Available data |
__________________________________________________
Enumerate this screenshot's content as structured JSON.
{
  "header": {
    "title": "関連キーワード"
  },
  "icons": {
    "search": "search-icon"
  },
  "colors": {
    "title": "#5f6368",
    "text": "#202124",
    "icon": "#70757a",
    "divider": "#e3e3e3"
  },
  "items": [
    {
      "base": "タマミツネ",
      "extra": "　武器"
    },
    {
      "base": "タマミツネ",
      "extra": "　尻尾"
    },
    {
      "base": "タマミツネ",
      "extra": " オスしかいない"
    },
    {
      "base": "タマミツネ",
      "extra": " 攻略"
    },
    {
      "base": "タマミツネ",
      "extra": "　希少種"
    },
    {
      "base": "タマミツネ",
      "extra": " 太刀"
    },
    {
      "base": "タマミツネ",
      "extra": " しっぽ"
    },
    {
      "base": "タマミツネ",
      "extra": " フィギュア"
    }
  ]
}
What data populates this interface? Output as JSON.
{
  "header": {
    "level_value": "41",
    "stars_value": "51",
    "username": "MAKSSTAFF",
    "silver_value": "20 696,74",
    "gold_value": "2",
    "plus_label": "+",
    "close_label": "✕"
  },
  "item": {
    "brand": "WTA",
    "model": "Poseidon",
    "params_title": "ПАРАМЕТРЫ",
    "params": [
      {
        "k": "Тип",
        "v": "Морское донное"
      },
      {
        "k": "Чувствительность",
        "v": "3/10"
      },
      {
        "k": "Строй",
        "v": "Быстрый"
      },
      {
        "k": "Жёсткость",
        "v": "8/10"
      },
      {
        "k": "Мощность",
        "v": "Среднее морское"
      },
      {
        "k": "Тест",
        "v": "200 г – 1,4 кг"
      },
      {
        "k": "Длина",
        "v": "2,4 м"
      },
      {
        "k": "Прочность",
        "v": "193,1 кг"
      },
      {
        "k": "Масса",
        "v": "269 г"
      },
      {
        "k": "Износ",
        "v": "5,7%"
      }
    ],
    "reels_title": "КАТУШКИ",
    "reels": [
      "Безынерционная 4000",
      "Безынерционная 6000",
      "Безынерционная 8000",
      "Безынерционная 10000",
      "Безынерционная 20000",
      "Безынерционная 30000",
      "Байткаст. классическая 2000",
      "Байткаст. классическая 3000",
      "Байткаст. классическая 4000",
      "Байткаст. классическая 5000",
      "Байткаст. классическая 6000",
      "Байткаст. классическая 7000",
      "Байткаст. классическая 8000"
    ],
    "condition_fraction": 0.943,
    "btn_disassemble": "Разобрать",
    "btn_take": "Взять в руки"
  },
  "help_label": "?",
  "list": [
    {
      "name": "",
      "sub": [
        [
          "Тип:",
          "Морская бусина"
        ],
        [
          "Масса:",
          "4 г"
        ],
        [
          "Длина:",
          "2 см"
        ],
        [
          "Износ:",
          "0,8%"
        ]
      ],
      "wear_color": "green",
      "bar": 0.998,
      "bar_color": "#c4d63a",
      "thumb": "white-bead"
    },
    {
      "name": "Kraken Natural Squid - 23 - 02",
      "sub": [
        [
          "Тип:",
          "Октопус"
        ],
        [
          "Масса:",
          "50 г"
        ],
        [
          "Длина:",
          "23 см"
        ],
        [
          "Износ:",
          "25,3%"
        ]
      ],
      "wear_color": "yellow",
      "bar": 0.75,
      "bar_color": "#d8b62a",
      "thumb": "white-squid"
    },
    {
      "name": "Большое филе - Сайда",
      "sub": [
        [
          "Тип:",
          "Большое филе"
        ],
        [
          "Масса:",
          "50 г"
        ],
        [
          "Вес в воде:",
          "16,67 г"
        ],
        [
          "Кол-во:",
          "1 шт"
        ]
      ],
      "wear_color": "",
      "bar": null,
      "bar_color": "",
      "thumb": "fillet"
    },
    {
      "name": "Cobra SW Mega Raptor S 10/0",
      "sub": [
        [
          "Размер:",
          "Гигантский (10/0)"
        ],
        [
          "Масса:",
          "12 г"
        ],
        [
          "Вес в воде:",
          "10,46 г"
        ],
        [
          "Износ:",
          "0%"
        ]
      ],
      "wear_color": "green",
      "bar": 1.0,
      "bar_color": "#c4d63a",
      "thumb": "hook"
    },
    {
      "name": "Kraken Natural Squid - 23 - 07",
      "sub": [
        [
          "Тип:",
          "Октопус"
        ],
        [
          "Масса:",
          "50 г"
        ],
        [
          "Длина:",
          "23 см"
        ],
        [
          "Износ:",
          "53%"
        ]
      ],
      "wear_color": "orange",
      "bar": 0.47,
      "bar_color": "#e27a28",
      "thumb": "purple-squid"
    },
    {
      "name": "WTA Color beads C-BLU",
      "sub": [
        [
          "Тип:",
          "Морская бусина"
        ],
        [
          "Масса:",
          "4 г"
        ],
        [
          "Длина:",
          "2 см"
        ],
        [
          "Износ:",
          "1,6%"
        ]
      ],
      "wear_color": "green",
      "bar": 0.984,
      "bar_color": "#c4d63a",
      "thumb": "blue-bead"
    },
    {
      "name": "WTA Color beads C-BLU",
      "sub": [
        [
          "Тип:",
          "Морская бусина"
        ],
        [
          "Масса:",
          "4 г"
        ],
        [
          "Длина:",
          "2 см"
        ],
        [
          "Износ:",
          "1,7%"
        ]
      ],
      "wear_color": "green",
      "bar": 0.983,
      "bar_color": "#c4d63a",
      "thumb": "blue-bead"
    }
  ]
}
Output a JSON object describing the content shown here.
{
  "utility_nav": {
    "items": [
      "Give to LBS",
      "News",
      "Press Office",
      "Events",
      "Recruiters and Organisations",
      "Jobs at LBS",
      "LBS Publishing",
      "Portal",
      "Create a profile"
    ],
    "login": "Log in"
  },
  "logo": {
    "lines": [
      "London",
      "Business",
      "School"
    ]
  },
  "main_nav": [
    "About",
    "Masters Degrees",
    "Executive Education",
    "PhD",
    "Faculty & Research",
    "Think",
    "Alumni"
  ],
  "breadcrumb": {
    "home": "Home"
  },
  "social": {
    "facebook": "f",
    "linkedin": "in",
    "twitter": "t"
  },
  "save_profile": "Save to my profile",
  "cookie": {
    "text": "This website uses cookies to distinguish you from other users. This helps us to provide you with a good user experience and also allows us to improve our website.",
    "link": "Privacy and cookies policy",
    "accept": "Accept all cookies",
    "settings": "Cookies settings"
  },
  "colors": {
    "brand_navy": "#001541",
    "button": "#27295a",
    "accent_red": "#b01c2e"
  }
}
__________________________________________________
To do | Transcribe every entry exactly.

Problem solution |
Enumerate this screenshot's content as structured JSON.
{
  "header": {
    "title": "関連キーワード"
  },
  "icons": {
    "search": "search-icon"
  },
  "colors": {
    "title": "#5f6368",
    "text": "#202124",
    "icon": "#70757a",
    "divider": "#e3e3e3"
  },
  "items": [
    {
      "base": "タマミツネ",
      "extra": "　武器"
    },
    {
      "base": "タマミツネ",
      "extra": "　尻尾"
    },
    {
      "base": "タマミツネ",
      "extra": " オスしかいない"
    },
    {
      "base": "タマミツネ",
      "extra": " 攻略"
    },
    {
      "base": "タマミツネ",
      "extra": "　希少種"
    },
    {
      "base": "タマミツネ",
      "extra": " 太刀"
    },
    {
      "base": "タマミツネ",
      "extra": " しっぽ"
    },
    {
      "base": "タマミツネ",
      "extra": " フィギュア"
    }
  ]
}
What data populates this interface? Output as JSON.
{
  "header": {
    "level_value": "41",
    "stars_value": "51",
    "username": "MAKSSTAFF",
    "silver_value": "20 696,74",
    "gold_value": "2",
    "plus_label": "+",
    "close_label": "✕"
  },
  "item": {
    "brand": "WTA",
    "model": "Poseidon",
    "params_title": "ПАРАМЕТРЫ",
    "params": [
      {
        "k": "Тип",
        "v": "Морское донное"
      },
      {
        "k": "Чувствительность",
        "v": "3/10"
      },
      {
        "k": "Строй",
        "v": "Быстрый"
      },
      {
        "k": "Жёсткость",
        "v": "8/10"
      },
      {
        "k": "Мощность",
        "v": "Среднее морское"
      },
      {
        "k": "Тест",
        "v": "200 г – 1,4 кг"
      },
      {
        "k": "Длина",
        "v": "2,4 м"
      },
      {
        "k": "Прочность",
        "v": "193,1 кг"
      },
      {
        "k": "Масса",
        "v": "269 г"
      },
      {
        "k": "Износ",
        "v": "5,7%"
      }
    ],
    "reels_title": "КАТУШКИ",
    "reels": [
      "Безынерционная 4000",
      "Безынерционная 6000",
      "Безынерционная 8000",
      "Безынерционная 10000",
      "Безынерционная 20000",
      "Безынерционная 30000",
      "Байткаст. классическая 2000",
      "Байткаст. классическая 3000",
      "Байткаст. классическая 4000",
      "Байткаст. классическая 5000",
      "Байткаст. классическая 6000",
      "Байткаст. классическая 7000",
      "Байткаст. классическая 8000"
    ],
    "condition_fraction": 0.943,
    "btn_disassemble": "Разобрать",
    "btn_take": "Взять в руки"
  },
  "help_label": "?",
  "list": [
    {
      "name": "",
      "sub": [
        [
          "Тип:",
          "Морская бусина"
        ],
        [
          "Масса:",
          "4 г"
        ],
        [
          "Длина:",
          "2 см"
        ],
        [
          "Износ:",
          "0,8%"
        ]
      ],
      "wear_color": "green",
      "bar": 0.998,
      "bar_color": "#c4d63a",
      "thumb": "white-bead"
    },
    {
      "name": "Kraken Natural Squid - 23 - 02",
      "sub": [
        [
          "Тип:",
          "Октопус"
        ],
        [
          "Масса:",
          "50 г"
        ],
        [
          "Длина:",
          "23 см"
        ],
        [
          "Износ:",
          "25,3%"
        ]
      ],
      "wear_color": "yellow",
      "bar": 0.75,
      "bar_color": "#d8b62a",
      "thumb": "white-squid"
    },
    {
      "name": "Большое филе - Сайда",
      "sub": [
        [
          "Тип:",
          "Большое филе"
        ],
        [
          "Масса:",
          "50 г"
        ],
        [
          "Вес в воде:",
          "16,67 г"
        ],
        [
          "Кол-во:",
          "1 шт"
        ]
      ],
      "wear_color": "",
      "bar": null,
      "bar_color": "",
      "thumb": "fillet"
    },
    {
      "name": "Cobra SW Mega Raptor S 10/0",
      "sub": [
        [
          "Размер:",
          "Гигантский (10/0)"
        ],
        [
          "Масса:",
          "12 г"
        ],
        [
          "Вес в воде:",
          "10,46 г"
        ],
        [
          "Износ:",
          "0%"
        ]
      ],
      "wear_color": "green",
      "bar": 1.0,
      "bar_color": "#c4d63a",
      "thumb": "hook"
    },
    {
      "name": "Kraken Natural Squid - 23 - 07",
      "sub": [
        [
          "Тип:",
          "Октопус"
        ],
        [
          "Масса:",
          "50 г"
        ],
        [
          "Длина:",
          "23 см"
        ],
        [
          "Износ:",
          "53%"
        ]
      ],
      "wear_color": "orange",
      "bar": 0.47,
      "bar_color": "#e27a28",
      "thumb": "purple-squid"
    },
    {
      "name": "WTA Color beads C-BLU",
      "sub": [
        [
          "Тип:",
          "Морская бусина"
        ],
        [
          "Масса:",
          "4 г"
        ],
        [
          "Длина:",
          "2 см"
        ],
        [
          "Износ:",
          "1,6%"
        ]
      ],
      "wear_color": "green",
      "bar": 0.984,
      "bar_color": "#c4d63a",
      "thumb": "blue-bead"
    },
    {
      "name": "WTA Color beads C-BLU",
      "sub": [
        [
          "Тип:",
          "Морская бусина"
        ],
        [
          "Масса:",
          "4 г"
        ],
        [
          "Длина:",
          "2 см"
        ],
        [
          "Износ:",
          "1,7%"
        ]
      ],
      "wear_color": "green",
      "bar": 0.983,
      "bar_color": "#c4d63a",
      "thumb": "blue-bead"
    }
  ]
}
Output a JSON object describing the content shown here.
{
  "utility_nav": {
    "items": [
      "Give to LBS",
      "News",
      "Press Office",
      "Events",
      "Recruiters and Organisations",
      "Jobs at LBS",
      "LBS Publishing",
      "Portal",
      "Create a profile"
    ],
    "login": "Log in"
  },
  "logo": {
    "lines": [
      "London",
      "Business",
      "School"
    ]
  },
  "main_nav": [
    "About",
    "Masters Degrees",
    "Executive Education",
    "PhD",
    "Faculty & Research",
    "Think",
    "Alumni"
  ],
  "breadcrumb": {
    "home": "Home"
  },
  "social": {
    "facebook": "f",
    "linkedin": "in",
    "twitter": "t"
  },
  "save_profile": "Save to my profile",
  "cookie": {
    "text": "This website uses cookies to distinguish you from other users. This helps us to provide you with a good user experience and also allows us to improve our website.",
    "link": "Privacy and cookies policy",
    "accept": "Accept all cookies",
    "settings": "Cookies settings"
  },
  "colors": {
    "brand_navy": "#001541",
    "button": "#27295a",
    "accent_red": "#b01c2e"
  }
}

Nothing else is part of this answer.